▼

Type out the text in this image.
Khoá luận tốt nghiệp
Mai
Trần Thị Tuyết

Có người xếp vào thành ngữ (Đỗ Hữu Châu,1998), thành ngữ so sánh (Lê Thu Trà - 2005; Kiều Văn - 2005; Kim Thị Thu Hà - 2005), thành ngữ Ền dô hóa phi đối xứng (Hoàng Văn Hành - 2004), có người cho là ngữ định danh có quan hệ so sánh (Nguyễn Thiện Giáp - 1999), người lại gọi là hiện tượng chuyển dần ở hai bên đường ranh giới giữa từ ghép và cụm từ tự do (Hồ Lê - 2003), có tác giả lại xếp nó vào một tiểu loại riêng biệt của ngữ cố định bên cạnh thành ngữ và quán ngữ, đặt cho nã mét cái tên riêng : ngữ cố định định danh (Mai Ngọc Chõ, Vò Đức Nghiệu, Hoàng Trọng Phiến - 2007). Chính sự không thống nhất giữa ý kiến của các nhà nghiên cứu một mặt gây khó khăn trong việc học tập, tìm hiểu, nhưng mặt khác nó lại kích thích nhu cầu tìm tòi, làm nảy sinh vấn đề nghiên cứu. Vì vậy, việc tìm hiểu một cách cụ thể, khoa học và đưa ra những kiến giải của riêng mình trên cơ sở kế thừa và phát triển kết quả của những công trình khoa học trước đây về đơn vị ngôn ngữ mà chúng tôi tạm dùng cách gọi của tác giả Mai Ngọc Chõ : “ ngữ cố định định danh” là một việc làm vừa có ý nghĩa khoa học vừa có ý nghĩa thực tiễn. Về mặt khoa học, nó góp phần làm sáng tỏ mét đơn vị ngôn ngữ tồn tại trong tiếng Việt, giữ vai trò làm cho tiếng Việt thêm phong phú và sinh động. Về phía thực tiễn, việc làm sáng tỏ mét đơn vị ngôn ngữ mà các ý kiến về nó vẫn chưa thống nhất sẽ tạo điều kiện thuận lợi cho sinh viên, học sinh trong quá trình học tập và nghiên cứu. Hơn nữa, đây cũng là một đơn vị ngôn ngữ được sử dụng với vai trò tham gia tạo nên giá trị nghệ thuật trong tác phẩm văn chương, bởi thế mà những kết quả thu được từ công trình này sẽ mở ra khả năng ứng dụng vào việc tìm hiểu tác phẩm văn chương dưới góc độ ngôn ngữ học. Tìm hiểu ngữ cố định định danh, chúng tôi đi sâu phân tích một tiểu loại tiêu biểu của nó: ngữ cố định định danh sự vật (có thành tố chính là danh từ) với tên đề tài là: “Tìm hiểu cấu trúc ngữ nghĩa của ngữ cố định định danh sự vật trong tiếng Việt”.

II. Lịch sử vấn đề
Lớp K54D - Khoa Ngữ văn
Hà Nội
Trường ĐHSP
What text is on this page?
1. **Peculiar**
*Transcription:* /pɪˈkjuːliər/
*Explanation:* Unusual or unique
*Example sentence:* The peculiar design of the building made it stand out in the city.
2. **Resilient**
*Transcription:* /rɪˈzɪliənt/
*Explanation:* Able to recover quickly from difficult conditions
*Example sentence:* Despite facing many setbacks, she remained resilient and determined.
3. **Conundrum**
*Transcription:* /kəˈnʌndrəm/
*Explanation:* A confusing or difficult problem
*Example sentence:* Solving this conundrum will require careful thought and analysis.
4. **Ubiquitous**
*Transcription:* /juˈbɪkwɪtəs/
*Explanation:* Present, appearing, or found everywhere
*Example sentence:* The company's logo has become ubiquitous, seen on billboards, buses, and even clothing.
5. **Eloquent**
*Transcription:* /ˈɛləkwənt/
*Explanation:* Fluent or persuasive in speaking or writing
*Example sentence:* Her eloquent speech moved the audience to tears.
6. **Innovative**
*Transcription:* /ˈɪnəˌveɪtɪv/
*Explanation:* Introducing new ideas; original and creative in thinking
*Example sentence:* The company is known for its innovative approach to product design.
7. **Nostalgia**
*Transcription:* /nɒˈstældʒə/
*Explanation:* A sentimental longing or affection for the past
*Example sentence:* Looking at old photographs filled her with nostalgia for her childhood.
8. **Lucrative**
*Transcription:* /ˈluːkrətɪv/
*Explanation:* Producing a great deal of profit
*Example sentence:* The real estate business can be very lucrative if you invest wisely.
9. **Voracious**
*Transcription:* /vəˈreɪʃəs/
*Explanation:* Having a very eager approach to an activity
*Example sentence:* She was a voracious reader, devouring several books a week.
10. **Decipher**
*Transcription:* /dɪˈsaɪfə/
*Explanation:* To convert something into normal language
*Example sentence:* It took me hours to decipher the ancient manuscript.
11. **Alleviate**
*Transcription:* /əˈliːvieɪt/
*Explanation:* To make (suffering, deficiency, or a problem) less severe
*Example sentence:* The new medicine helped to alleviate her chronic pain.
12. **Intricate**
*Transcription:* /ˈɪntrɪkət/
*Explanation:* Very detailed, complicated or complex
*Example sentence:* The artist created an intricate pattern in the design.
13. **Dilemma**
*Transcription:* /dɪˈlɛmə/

▲

§ TO BE DONE:
For this exercise, gather every line of the data that contains the word "design".

§ ANSWER FOR THIS EXERCISE:
*Example sentence:* The peculiar design of the building made it stand out in the city.
*Example sentence:* The company is known for its innovative approach to product design.
*Example sentence:* The artist created an intricate pattern in the design.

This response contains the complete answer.